Dataset entries:

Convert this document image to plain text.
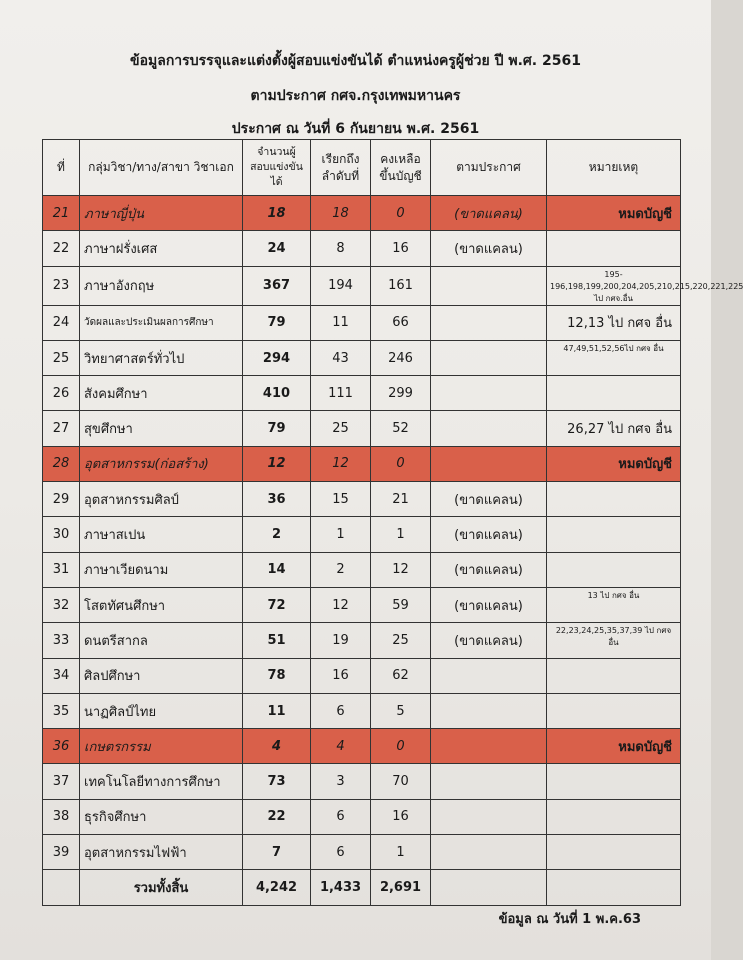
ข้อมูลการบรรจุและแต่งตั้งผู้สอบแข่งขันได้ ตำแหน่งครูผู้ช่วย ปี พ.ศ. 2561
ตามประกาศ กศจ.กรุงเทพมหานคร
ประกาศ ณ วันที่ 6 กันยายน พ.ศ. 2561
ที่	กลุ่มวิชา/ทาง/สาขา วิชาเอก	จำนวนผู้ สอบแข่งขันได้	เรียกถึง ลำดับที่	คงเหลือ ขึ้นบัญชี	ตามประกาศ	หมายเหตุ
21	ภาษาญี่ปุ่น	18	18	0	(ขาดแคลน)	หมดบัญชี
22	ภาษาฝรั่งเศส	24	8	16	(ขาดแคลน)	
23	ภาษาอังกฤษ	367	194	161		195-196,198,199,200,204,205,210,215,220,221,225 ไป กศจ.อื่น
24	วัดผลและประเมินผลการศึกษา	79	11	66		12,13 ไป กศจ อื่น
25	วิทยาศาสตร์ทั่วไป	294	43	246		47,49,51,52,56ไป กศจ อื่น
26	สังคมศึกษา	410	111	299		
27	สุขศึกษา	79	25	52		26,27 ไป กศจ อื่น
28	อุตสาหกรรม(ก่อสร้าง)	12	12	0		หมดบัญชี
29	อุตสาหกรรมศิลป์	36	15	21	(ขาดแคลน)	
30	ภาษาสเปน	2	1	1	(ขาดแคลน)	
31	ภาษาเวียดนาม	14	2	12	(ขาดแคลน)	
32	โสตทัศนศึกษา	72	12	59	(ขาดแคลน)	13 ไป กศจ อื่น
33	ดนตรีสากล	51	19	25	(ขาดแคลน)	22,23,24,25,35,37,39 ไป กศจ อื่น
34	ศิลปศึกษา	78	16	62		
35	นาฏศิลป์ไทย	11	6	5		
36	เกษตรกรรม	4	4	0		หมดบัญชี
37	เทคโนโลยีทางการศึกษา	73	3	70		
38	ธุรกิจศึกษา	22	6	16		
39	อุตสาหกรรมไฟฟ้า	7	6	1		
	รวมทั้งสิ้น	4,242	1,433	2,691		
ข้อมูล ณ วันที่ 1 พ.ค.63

Problem to work on. Out of the material above, select every line that holds the string "ขาดแคลน".

Reply to the task.
21	ภาษาญี่ปุ่น	18	18	0	(ขาดแคลน)	หมดบัญชี
22	ภาษาฝรั่งเศส	24	8	16	(ขาดแคลน)	
29	อุตสาหกรรมศิลป์	36	15	21	(ขาดแคลน)	
30	ภาษาสเปน	2	1	1	(ขาดแคลน)	
31	ภาษาเวียดนาม	14	2	12	(ขาดแคลน)	
32	โสตทัศนศึกษา	72	12	59	(ขาดแคลน)	13 ไป กศจ อื่น
33	ดนตรีสากล	51	19	25	(ขาดแคลน)	22,23,24,25,35,37,39 ไป กศจ อื่น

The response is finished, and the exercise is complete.